**Required task**
Copy out all lines of the records in which the word "essential" appears.

[START Available data]

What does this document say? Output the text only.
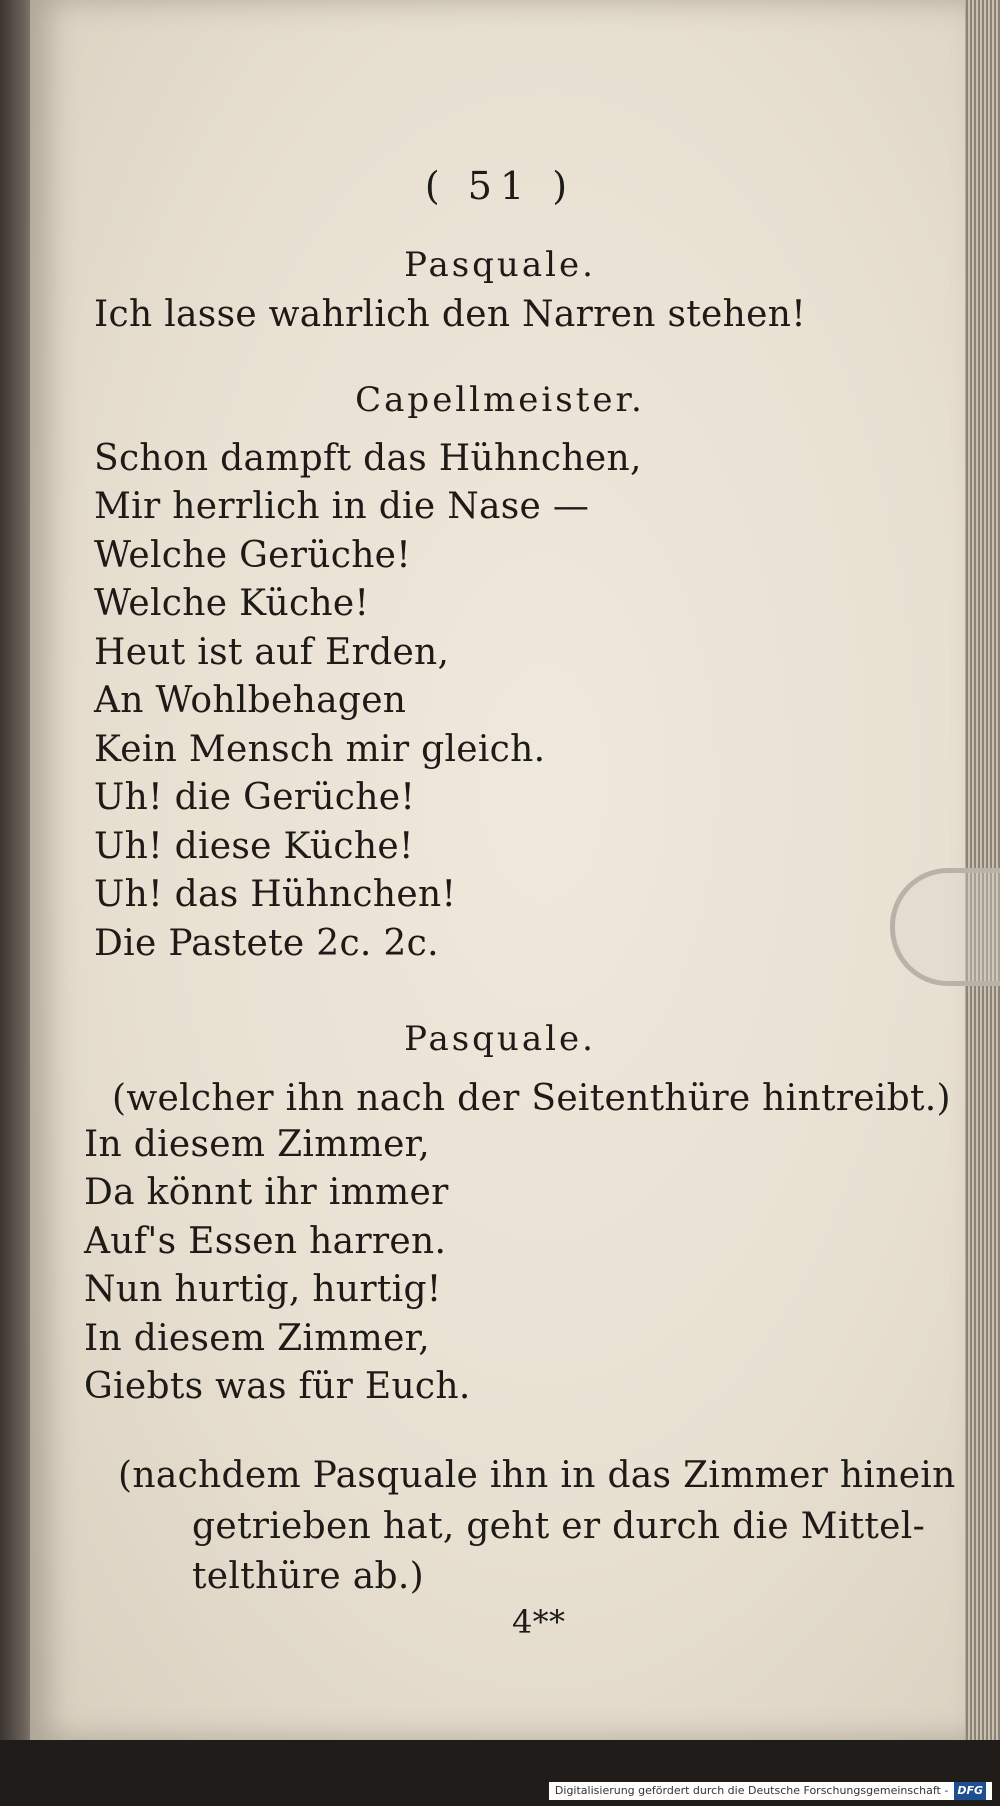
( 51 )
Pasquale.
Ich lasse wahrlich den Narren stehen!
Capellmeister.
Schon dampft das Hühnchen,
Mir herrlich in die Nase —
Welche Gerüche!
Welche Küche!
Heut ist auf Erden,
An Wohlbehagen
Kein Mensch mir gleich.
Uh! die Gerüche!
Uh! diese Küche!
Uh! das Hühnchen!
Die Pastete 2c. 2c.
Pasquale.
(welcher ihn nach der Seitenthüre hintreibt.)
In diesem Zimmer,
Da könnt ihr immer
Auf's Essen harren.
Nun hurtig, hurtig!
In diesem Zimmer,
Giebts was für Euch.
(nachdem Pasquale ihn in das Zimmer hinein
getrieben hat, geht er durch die Mittel-
telthüre ab.)
4**
Digitalisierung gefördert durch die Deutsche Forschungsgemeinschaft - DFG
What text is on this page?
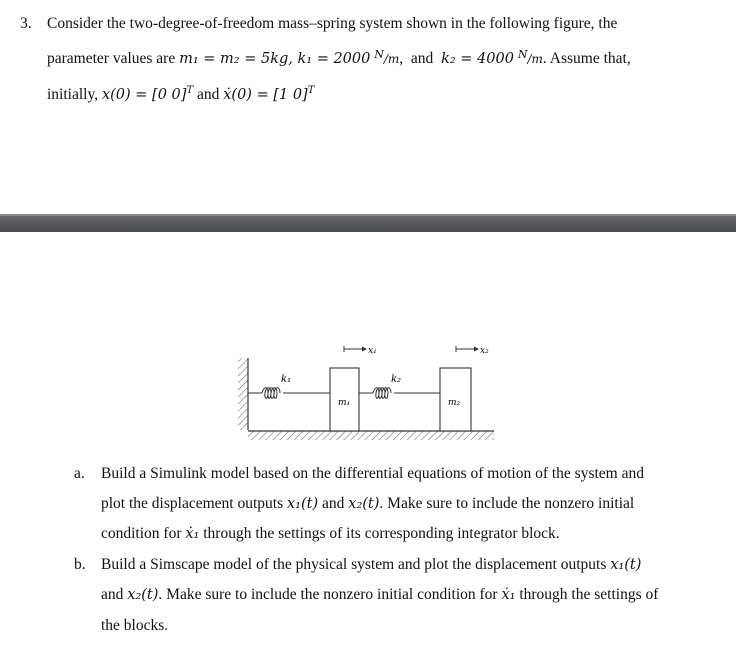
3. Consider the two-degree-of-freedom mass–spring system shown in the following figure, the
parameter values are m₁ = m₂ = 5kg, k₁ = 2000 $^N$/m,  and k₂ = 4000 $^N$/m. Assume that,
initially, x(0) = [0 0]$^T$ and ẋ(0) = [1 0]$^T$
k₁
m₁
x₁
k₂
m₂
x₂
a. Build a Simulink model based on the differential equations of motion of the system and
plot the displacement outputs x₁(t) and x₂(t). Make sure to include the nonzero initial
condition for ẋ₁ through the settings of its corresponding integrator block.
b. Build a Simscape model of the physical system and plot the displacement outputs x₁(t)
and x₂(t). Make sure to include the nonzero initial condition for ẋ₁ through the settings of
the blocks.
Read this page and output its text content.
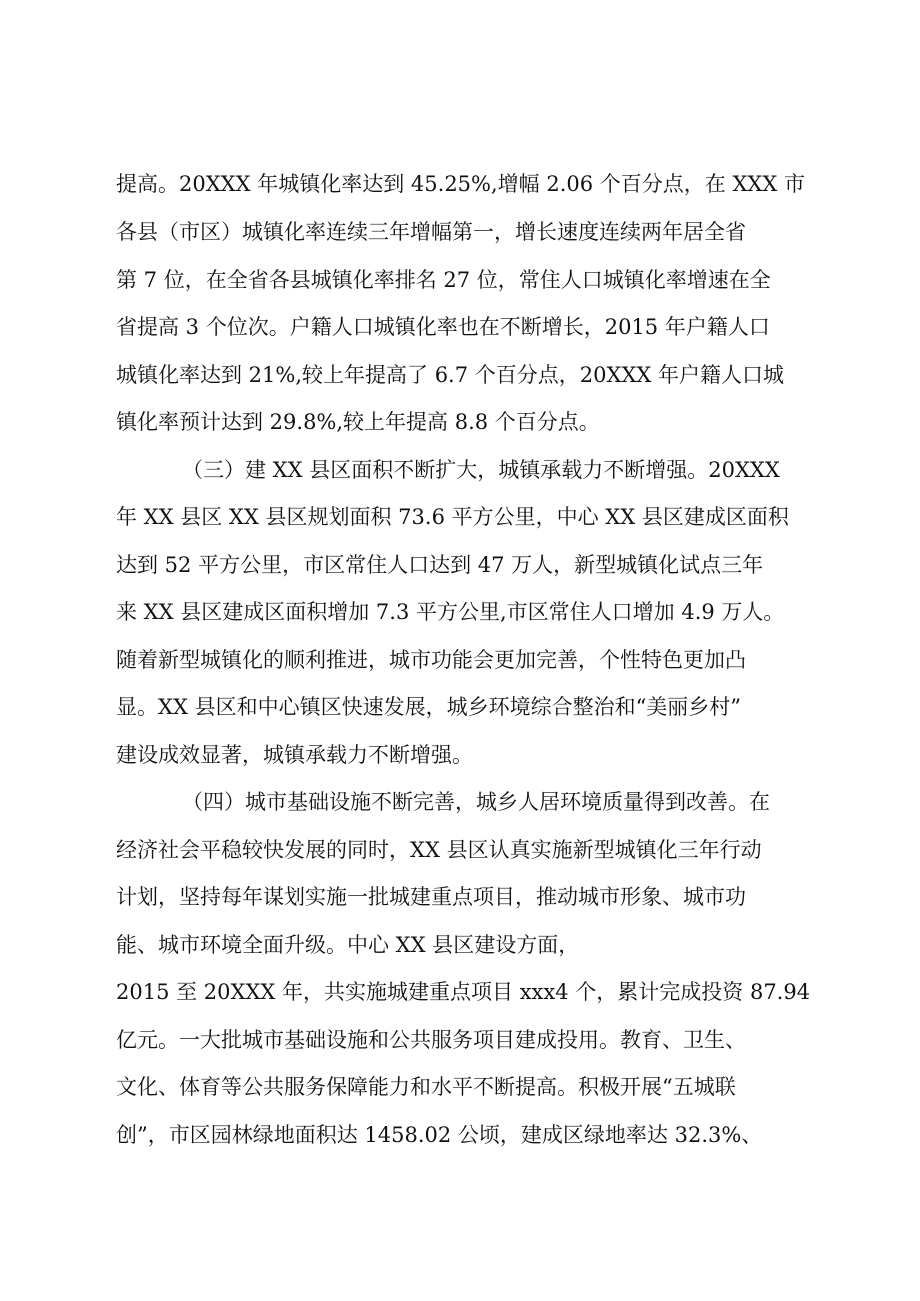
提高。20XXX 年城镇化率达到 45.25%,增幅 2.06 个百分点，在 XXX 市
各县（市区）城镇化率连续三年增幅第一，增长速度连续两年居全省
第 7 位，在全省各县城镇化率排名 27 位，常住人口城镇化率增速在全
省提高 3 个位次。户籍人口城镇化率也在不断增长，2015 年户籍人口
城镇化率达到 21%,较上年提高了 6.7 个百分点，20XXX 年户籍人口城
镇化率预计达到 29.8%,较上年提高 8.8 个百分点。
（三）建 XX 县区面积不断扩大，城镇承载力不断增强。20XXX
年 XX 县区 XX 县区规划面积 73.6 平方公里，中心 XX 县区建成区面积
达到 52 平方公里，市区常住人口达到 47 万人，新型城镇化试点三年
来 XX 县区建成区面积增加 7.3 平方公里,市区常住人口增加 4.9 万人。
随着新型城镇化的顺利推进，城市功能会更加完善，个性特色更加凸
显。XX 县区和中心镇区快速发展，城乡环境综合整治和“美丽乡村”
建设成效显著，城镇承载力不断增强。
（四）城市基础设施不断完善，城乡人居环境质量得到改善。在
经济社会平稳较快发展的同时，XX 县区认真实施新型城镇化三年行动
计划，坚持每年谋划实施一批城建重点项目，推动城市形象、城市功
能、城市环境全面升级。中心 XX 县区建设方面，
2015 至 20XXX 年，共实施城建重点项目 xxx4 个，累计完成投资 87.94
亿元。一大批城市基础设施和公共服务项目建成投用。教育、卫生、
文化、体育等公共服务保障能力和水平不断提高。积极开展“五城联
创”，市区园林绿地面积达 1458.02 公顷，建成区绿地率达 32.3%、
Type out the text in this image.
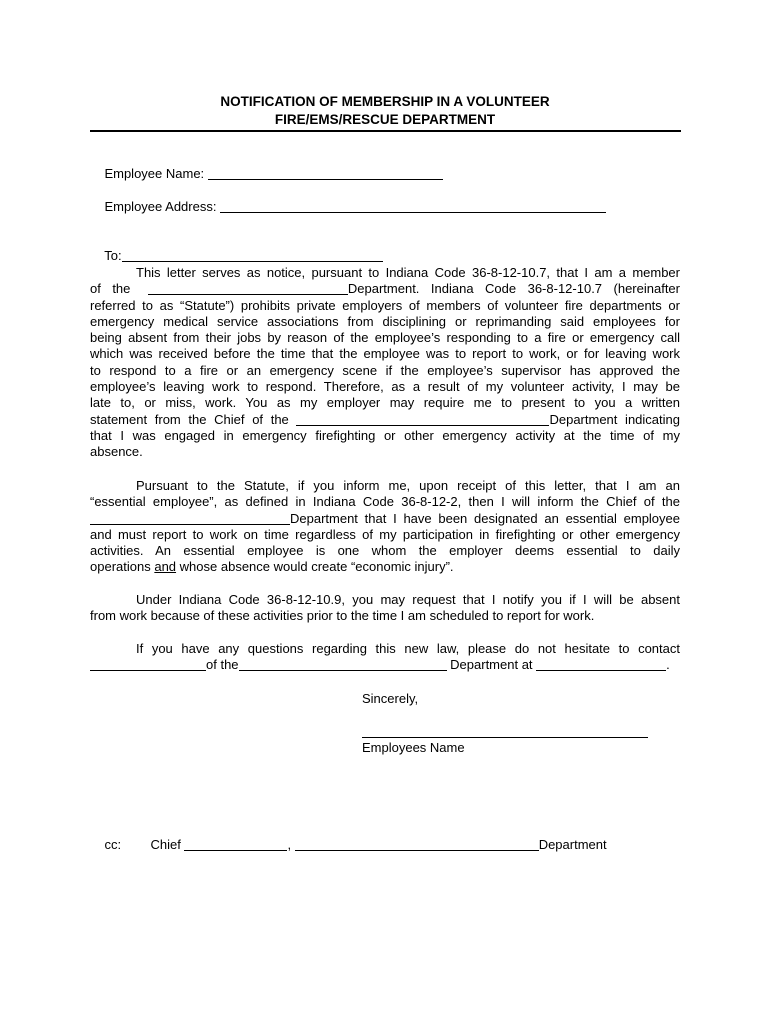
NOTIFICATION OF MEMBERSHIP IN A VOLUNTEER
FIRE/EMS/RESCUE DEPARTMENT

Employee Name:

Employee Address:

To:

This letter serves as notice, pursuant to Indiana Code 36-8-12-10.7, that I am a member
of the	Department. Indiana Code 36-8-12-10.7 (hereinafter
referred to as “Statute”) prohibits private employers of members of volunteer fire departments or
emergency medical service associations from disciplining or reprimanding said employees for
being absent from their jobs by reason of the employee’s responding to a fire or emergency call
which was received before the time that the employee was to report to work, or for leaving work
to respond to a fire or an emergency scene if the employee’s supervisor has approved the
employee’s leaving work to respond. Therefore, as a result of my volunteer activity, I may be
late to, or miss, work. You as my employer may require me to present to you a written
statement from the Chief of the	Department indicating
that I was engaged in emergency firefighting or other emergency activity at the time of my
absence.
Pursuant to the Statute, if you inform me, upon receipt of this letter, that I am an
“essential employee”, as defined in Indiana Code 36-8-12-2, then I will inform the Chief of the
Department that I have been designated an essential employee
and must report to work on time regardless of my participation in firefighting or other emergency
activities. An essential employee is one whom the employer deems essential to daily
operations and whose absence would create “economic injury”.
Under Indiana Code 36-8-12-10.9, you may request that I notify you if I will be absent
from work because of these activities prior to the time I am scheduled to report for work.
If you have any questions regarding this new law, please do not hesitate to contact
of the	Department at	.
Sincerely,
Employees Name

cc:
	Chief	,	Department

[END Available data]

**Answer to the problem**
“essential employee”, as defined in Indiana Code 36-8-12-2, then I will inform the Chief of the
Department that I have been designated an essential employee
activities. An essential employee is one whom the employer deems essential to daily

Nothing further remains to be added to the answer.